■ **Set problem**
Look through the data and write out every line with the word "more" in it.

■ **Listed entries**
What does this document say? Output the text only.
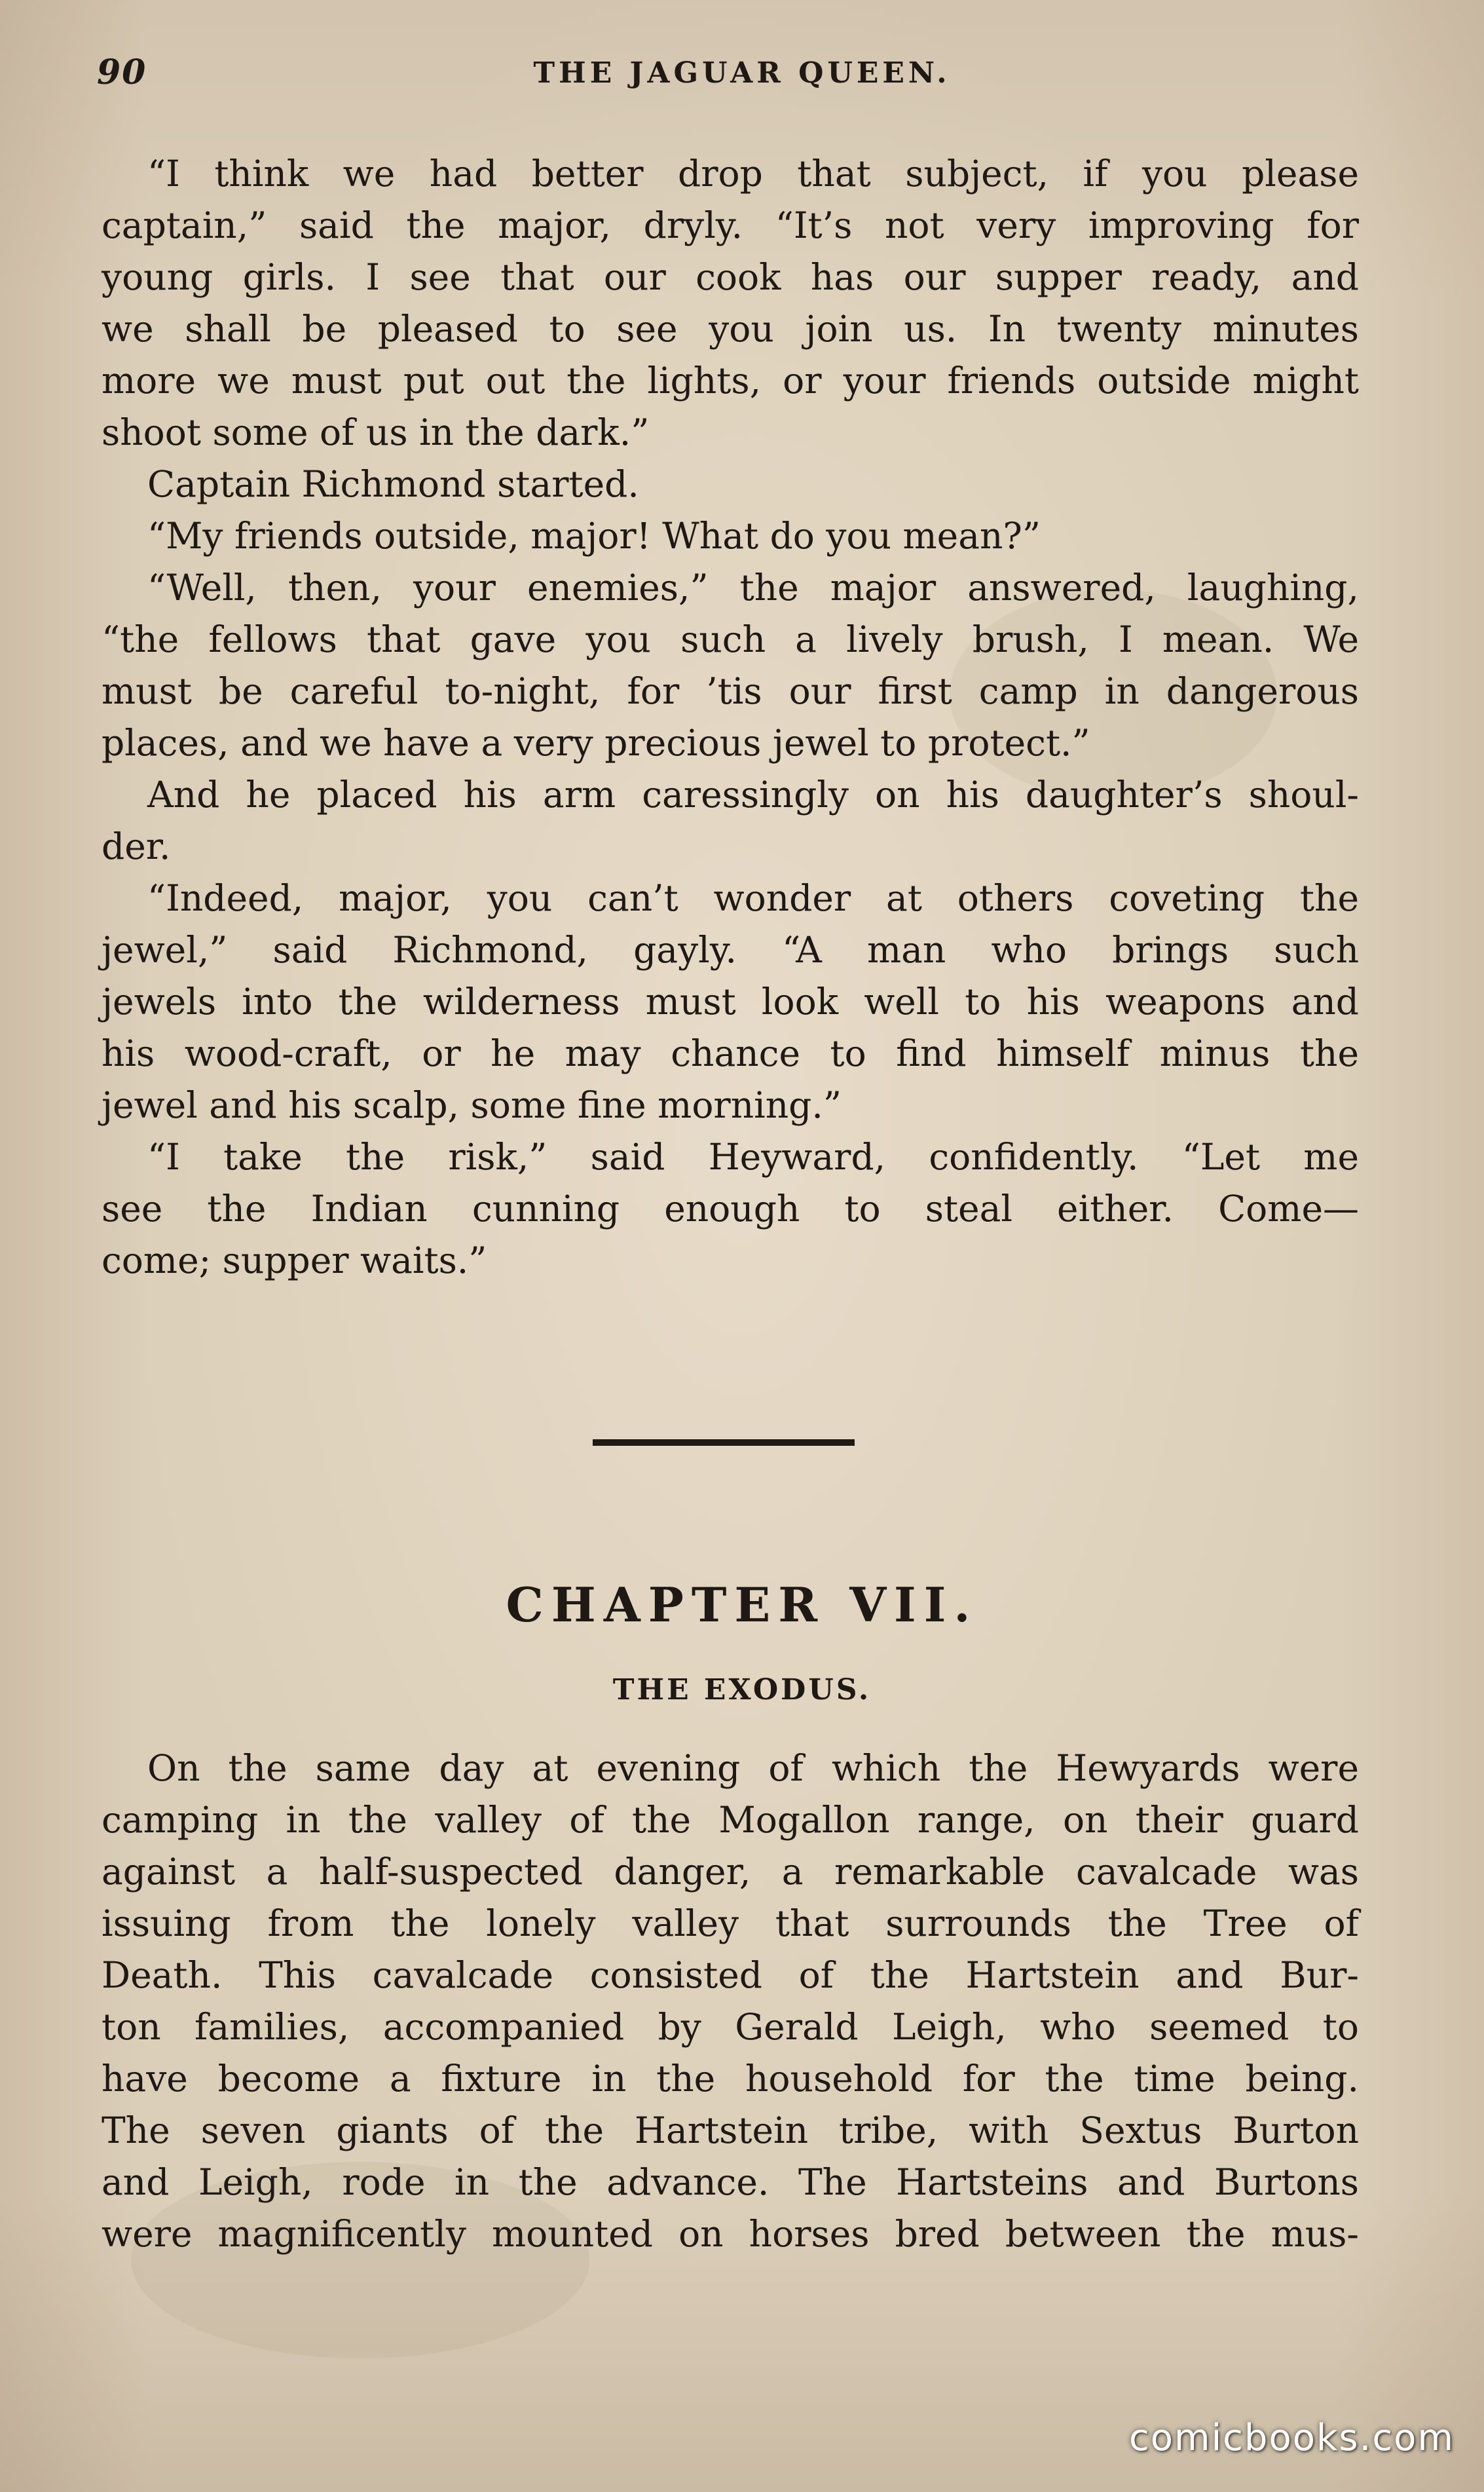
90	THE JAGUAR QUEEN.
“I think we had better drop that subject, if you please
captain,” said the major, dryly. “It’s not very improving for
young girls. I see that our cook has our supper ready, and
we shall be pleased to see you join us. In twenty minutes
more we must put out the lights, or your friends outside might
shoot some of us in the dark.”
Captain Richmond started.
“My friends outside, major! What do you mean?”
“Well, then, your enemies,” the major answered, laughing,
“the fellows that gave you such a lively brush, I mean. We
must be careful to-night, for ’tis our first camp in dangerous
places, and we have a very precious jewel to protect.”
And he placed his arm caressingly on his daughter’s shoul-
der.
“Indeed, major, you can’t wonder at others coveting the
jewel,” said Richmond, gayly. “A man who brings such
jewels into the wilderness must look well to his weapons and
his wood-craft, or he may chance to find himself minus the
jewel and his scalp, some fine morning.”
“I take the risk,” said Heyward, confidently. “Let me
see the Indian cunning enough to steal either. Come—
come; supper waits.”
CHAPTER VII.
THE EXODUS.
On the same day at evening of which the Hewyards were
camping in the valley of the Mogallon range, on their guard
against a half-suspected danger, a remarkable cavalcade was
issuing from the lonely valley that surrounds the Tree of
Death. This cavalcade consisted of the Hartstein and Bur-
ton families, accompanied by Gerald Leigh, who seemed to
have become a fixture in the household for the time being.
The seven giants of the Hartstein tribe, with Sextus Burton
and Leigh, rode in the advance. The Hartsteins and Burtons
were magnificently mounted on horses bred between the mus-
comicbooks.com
...
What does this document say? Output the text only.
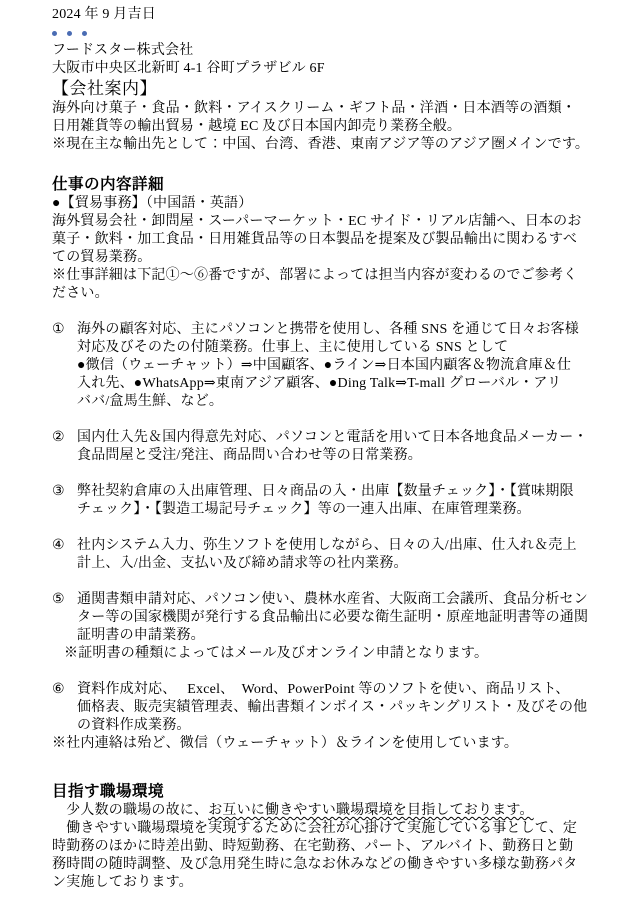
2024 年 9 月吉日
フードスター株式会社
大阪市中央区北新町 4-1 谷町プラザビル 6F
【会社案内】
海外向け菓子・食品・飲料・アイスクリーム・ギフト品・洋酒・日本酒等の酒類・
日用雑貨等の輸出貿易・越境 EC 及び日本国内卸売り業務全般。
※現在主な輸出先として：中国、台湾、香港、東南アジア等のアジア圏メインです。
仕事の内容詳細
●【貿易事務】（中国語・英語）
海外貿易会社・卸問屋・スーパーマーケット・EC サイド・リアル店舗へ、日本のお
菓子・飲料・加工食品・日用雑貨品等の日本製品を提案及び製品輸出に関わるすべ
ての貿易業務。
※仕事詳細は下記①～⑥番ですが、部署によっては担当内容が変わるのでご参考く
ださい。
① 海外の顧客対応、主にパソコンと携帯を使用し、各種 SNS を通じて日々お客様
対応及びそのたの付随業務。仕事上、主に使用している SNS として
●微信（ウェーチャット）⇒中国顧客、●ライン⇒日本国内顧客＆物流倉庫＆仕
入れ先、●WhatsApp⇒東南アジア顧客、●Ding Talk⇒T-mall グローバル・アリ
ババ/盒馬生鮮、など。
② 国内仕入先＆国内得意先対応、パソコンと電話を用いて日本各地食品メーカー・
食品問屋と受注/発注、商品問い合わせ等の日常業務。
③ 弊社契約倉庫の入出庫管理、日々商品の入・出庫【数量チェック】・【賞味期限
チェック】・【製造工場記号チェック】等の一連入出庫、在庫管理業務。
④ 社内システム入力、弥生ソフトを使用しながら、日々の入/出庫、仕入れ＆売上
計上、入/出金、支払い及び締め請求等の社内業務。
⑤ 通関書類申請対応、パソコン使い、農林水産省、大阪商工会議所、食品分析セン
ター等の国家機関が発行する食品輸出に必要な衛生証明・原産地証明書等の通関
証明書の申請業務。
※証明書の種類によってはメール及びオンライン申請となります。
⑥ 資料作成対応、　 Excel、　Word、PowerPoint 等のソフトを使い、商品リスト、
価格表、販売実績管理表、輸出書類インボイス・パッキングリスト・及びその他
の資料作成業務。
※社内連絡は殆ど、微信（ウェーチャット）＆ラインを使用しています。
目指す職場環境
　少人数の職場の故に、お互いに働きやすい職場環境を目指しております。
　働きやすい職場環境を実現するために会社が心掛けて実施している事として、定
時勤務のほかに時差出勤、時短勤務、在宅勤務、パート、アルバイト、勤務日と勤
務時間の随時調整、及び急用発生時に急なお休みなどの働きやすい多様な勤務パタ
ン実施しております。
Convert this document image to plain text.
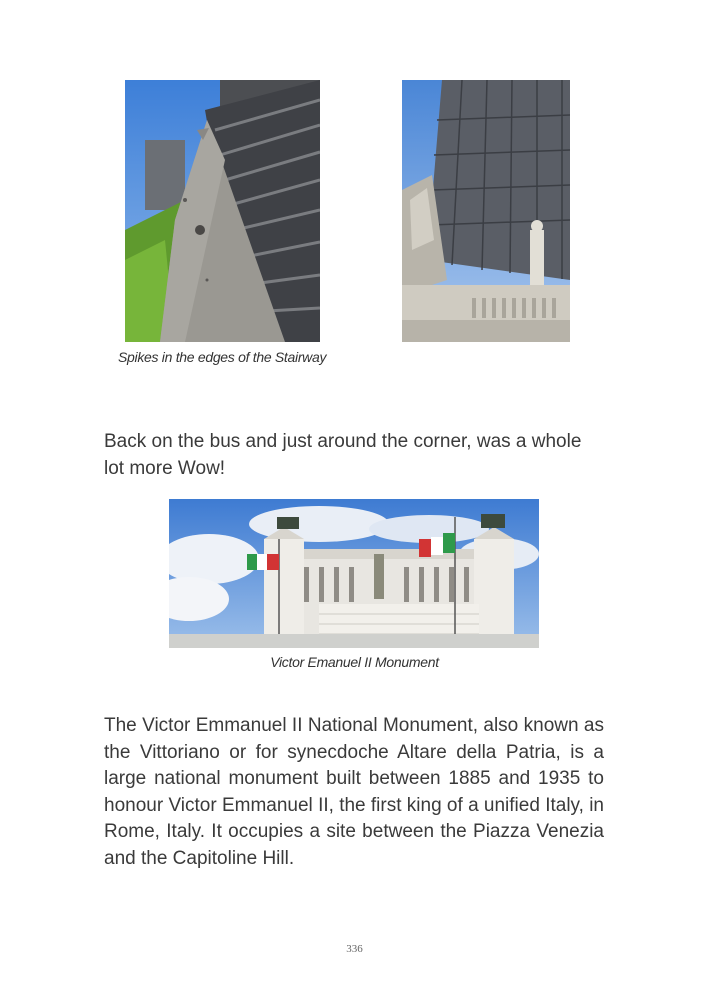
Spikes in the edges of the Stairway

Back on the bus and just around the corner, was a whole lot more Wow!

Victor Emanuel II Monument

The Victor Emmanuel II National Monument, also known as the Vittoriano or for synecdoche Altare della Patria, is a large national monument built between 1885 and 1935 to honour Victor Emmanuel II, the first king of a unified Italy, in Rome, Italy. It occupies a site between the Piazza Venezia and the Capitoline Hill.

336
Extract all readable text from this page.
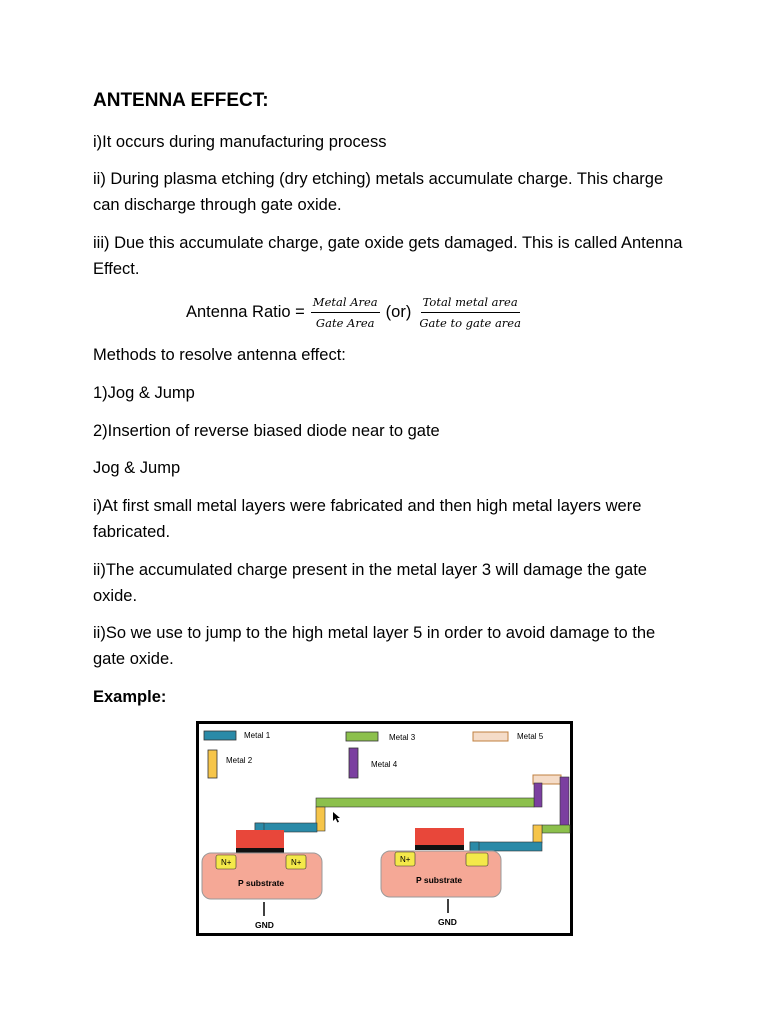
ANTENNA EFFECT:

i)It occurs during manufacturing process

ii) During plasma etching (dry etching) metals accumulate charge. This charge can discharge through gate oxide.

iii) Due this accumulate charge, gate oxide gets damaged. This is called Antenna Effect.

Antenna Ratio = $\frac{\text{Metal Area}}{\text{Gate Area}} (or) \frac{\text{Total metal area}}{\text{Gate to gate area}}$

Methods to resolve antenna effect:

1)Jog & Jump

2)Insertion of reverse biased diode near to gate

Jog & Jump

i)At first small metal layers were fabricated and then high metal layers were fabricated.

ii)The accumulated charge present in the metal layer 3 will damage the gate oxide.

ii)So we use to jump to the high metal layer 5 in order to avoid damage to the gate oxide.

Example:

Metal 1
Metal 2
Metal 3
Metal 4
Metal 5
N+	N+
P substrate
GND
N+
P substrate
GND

■ **Result of the task**
more we must put out the lights, or your friends outside might
Back on the bus and just around the corner, was a whole lot more Wow!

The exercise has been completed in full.